** Begin Excerpted records **

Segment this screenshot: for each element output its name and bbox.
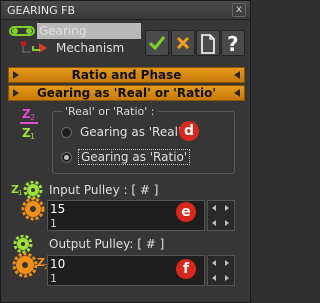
callout-badge-d: d (179, 121, 199, 141)
input-pulley-value: 15 (50, 202, 66, 216)
collapse-left-icon (13, 89, 19, 97)
decrement-arrow-icon[interactable] (212, 275, 216, 281)
collapse-left-icon (13, 71, 19, 79)
decrement-arrow-icon[interactable] (212, 220, 216, 226)
output-gears-icon: Z 2 (12, 235, 48, 278)
section-title: Ratio and Phase (71, 68, 182, 82)
section-gearing-as[interactable]: Gearing as 'Real' or 'Ratio' (8, 85, 245, 101)
tree-item-mechanism[interactable]: Mechanism (9, 40, 141, 56)
collapse-right-icon (234, 89, 240, 97)
new-document-button[interactable] (196, 30, 220, 56)
output-pulley-label: Output Pulley: [ # ] (49, 237, 165, 251)
cancel-button[interactable] (171, 30, 195, 56)
document-icon (201, 34, 215, 54)
section-title: Gearing as 'Real' or 'Ratio' (36, 86, 217, 100)
cross-icon (176, 36, 190, 50)
help-button[interactable]: ? (221, 30, 245, 56)
increment-arrow-icon[interactable] (225, 260, 229, 266)
collapse-right-icon (234, 71, 240, 79)
output-pulley-value: 10 (50, 257, 66, 271)
gear-ratio-icon: Z 2 Z 1 (20, 107, 38, 140)
increment-arrow-icon[interactable] (225, 205, 229, 211)
input-gears-icon: Z 1 (11, 181, 45, 221)
output-pulley-spinner[interactable] (207, 255, 235, 286)
radio-dot[interactable] (61, 127, 72, 138)
radio-dot-selected[interactable] (61, 152, 72, 163)
svg-text:2: 2 (30, 113, 35, 122)
callout-badge-f: f (176, 259, 196, 279)
decrement-arrow-icon[interactable] (212, 260, 216, 266)
radio-label: Gearing as 'Ratio' (78, 149, 191, 165)
window-title: GEARING FB (7, 4, 76, 17)
callout-badge-e: e (176, 202, 196, 222)
input-pulley-label: Input Pulley : [ # ] (49, 183, 159, 197)
svg-text:1: 1 (18, 189, 22, 197)
tree-item-gearing[interactable]: Gearing (9, 23, 141, 39)
check-icon (148, 36, 166, 51)
tree-item-label: Gearing (39, 24, 87, 38)
tree-item-label: Mechanism (56, 41, 125, 55)
section-ratio-and-phase[interactable]: Ratio and Phase (8, 67, 245, 83)
ok-button[interactable] (145, 30, 169, 56)
input-pulley-spinner[interactable] (207, 200, 235, 231)
group-legend: 'Real' or 'Ratio' : (63, 105, 157, 118)
titlebar: GEARING FB x (1, 1, 250, 20)
mechanism-tree: Gearing Mechanism (9, 23, 141, 57)
increment-arrow-icon[interactable] (225, 275, 229, 281)
gear-link-icon (9, 26, 35, 36)
radio-gearing-ratio[interactable]: Gearing as 'Ratio' (61, 149, 231, 167)
gearing-fb-window: GEARING FB x Gearing Mechanism ? Ratio a… (0, 0, 251, 303)
svg-text:1: 1 (30, 132, 35, 140)
input-pulley-sub-value: 1 (50, 217, 57, 230)
tree-branch-icon (21, 41, 47, 53)
radio-gearing-real[interactable]: Gearing as 'Real' (61, 124, 231, 142)
increment-arrow-icon[interactable] (225, 220, 229, 226)
close-button[interactable]: x (232, 3, 246, 17)
help-icon: ? (227, 32, 239, 56)
radio-label: Gearing as 'Real' (80, 125, 182, 139)
output-pulley-sub-value: 1 (50, 272, 57, 285)
decrement-arrow-icon[interactable] (212, 205, 216, 211)
gearing-mode-group: 'Real' or 'Ratio' : Gearing as 'Real' Ge… (52, 105, 235, 174)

** End Excerpted records **

How many lines in the rows above contain the string "left"? Case matters. Give only the number.

* **Exercise solution**
2